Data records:
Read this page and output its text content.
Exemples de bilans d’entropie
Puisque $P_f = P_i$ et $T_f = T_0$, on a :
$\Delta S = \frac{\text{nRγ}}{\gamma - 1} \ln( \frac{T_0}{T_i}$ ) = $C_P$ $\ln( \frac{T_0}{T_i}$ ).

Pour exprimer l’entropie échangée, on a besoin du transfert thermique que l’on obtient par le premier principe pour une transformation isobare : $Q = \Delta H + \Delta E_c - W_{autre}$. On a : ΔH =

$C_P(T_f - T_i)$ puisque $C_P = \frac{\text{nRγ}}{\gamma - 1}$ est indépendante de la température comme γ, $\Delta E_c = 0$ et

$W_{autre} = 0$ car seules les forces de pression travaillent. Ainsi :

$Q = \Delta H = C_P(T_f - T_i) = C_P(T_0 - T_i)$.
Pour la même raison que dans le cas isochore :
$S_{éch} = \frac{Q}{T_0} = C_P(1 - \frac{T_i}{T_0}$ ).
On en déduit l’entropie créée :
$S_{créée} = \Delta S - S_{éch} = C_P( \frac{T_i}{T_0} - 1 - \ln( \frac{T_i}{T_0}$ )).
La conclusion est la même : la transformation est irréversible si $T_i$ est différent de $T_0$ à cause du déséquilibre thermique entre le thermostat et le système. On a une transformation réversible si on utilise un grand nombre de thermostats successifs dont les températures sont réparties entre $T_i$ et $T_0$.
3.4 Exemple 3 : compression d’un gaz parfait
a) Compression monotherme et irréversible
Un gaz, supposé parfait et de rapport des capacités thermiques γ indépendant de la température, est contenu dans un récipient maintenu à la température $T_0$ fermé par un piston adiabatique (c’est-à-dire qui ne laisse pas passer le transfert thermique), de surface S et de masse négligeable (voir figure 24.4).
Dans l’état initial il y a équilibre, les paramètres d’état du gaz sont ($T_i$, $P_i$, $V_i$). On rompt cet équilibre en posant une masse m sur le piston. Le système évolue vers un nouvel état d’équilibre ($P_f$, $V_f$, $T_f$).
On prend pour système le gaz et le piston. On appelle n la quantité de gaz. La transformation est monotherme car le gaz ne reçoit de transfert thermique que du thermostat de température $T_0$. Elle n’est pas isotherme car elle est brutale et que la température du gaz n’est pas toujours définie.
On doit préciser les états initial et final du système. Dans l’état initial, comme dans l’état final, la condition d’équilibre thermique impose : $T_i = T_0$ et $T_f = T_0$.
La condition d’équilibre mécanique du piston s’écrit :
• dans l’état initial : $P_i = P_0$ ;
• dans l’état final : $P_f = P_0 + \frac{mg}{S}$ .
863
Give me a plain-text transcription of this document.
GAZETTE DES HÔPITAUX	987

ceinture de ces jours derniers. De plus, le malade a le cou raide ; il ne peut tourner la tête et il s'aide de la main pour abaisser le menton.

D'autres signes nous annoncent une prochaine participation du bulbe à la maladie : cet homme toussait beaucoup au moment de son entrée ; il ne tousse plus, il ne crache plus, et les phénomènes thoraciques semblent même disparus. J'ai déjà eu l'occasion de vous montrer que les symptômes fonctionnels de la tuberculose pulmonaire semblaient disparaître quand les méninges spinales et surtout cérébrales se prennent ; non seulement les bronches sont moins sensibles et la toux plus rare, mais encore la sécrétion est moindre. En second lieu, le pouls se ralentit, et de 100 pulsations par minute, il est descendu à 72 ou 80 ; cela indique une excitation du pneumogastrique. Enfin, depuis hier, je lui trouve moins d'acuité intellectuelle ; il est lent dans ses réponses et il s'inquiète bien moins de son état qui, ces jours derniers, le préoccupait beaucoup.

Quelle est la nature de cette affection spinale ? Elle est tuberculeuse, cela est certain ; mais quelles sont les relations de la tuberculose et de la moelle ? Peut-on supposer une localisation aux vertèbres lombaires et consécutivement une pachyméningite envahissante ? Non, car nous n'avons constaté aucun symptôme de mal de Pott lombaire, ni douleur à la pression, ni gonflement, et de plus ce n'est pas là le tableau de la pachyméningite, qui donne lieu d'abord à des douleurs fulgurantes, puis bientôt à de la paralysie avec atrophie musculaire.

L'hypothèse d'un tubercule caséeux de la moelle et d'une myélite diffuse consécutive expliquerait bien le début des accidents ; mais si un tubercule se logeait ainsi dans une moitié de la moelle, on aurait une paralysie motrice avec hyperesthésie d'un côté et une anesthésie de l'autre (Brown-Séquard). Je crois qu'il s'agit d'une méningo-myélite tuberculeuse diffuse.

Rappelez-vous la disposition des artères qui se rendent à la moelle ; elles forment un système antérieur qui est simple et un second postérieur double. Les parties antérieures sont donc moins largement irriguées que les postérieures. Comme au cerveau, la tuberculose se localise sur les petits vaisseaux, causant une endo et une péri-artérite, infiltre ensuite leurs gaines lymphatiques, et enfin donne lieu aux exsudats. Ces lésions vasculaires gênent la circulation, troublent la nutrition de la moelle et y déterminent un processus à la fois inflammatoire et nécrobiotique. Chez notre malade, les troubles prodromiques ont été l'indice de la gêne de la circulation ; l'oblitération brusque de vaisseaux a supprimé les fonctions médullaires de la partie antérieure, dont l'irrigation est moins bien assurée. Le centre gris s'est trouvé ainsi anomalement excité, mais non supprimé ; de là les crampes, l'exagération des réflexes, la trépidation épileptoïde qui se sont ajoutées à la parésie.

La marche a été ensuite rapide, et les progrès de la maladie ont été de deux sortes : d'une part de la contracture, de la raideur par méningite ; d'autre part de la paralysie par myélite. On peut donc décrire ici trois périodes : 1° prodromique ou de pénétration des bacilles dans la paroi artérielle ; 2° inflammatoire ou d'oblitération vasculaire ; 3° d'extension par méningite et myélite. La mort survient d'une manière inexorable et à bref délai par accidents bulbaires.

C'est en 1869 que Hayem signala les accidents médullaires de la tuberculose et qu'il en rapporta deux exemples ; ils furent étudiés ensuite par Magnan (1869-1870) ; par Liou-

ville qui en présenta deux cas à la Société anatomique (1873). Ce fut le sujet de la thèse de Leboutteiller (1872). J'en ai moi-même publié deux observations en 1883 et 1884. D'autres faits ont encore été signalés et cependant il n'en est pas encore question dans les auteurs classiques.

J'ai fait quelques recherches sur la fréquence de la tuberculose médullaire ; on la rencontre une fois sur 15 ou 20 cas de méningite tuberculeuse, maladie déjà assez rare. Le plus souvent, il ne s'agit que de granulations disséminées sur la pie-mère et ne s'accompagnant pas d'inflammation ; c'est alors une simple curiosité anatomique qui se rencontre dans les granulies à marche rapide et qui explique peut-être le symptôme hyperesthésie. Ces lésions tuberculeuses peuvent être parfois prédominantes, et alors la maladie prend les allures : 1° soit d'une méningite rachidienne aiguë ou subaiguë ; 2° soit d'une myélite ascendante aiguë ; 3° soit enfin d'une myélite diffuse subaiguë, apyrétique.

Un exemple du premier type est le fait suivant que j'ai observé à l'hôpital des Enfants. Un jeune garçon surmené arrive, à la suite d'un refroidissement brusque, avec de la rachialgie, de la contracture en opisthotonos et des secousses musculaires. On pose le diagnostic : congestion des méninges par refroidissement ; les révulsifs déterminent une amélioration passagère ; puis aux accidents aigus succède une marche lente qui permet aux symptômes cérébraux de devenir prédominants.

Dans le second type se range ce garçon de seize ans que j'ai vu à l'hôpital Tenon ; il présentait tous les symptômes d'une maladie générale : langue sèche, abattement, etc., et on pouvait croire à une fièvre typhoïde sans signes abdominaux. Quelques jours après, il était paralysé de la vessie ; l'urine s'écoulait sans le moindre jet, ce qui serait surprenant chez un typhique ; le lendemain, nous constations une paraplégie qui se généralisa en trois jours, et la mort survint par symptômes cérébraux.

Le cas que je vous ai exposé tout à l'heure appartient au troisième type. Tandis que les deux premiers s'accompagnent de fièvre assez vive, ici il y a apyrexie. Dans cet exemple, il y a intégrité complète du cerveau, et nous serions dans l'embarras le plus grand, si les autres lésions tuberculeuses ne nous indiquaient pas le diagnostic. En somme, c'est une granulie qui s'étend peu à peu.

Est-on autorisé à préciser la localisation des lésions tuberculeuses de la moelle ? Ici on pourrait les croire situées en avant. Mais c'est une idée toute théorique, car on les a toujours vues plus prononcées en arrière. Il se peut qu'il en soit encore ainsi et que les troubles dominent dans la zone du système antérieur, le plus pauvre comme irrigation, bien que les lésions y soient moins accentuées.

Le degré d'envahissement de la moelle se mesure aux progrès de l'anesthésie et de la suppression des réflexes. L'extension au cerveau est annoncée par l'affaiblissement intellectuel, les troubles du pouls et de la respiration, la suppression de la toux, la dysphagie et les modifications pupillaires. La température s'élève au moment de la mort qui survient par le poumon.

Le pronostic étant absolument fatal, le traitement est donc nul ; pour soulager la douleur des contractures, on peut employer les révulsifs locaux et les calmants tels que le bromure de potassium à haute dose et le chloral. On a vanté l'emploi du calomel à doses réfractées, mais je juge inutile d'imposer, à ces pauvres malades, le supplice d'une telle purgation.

# [TASK REQUIREMENTS]
Search the records for the word "monotherme", then list every line that has it.

# [FINISHED EXERCISE]
a) Compression monotherme et irréversible
On prend pour système le gaz et le piston. On appelle n la quantité de gaz. La transformation est monotherme car le gaz ne reçoit de transfert thermique que du thermostat de température $T_0$. Elle n’est pas isotherme car elle est brutale et que la température du gaz n’est pas toujours définie.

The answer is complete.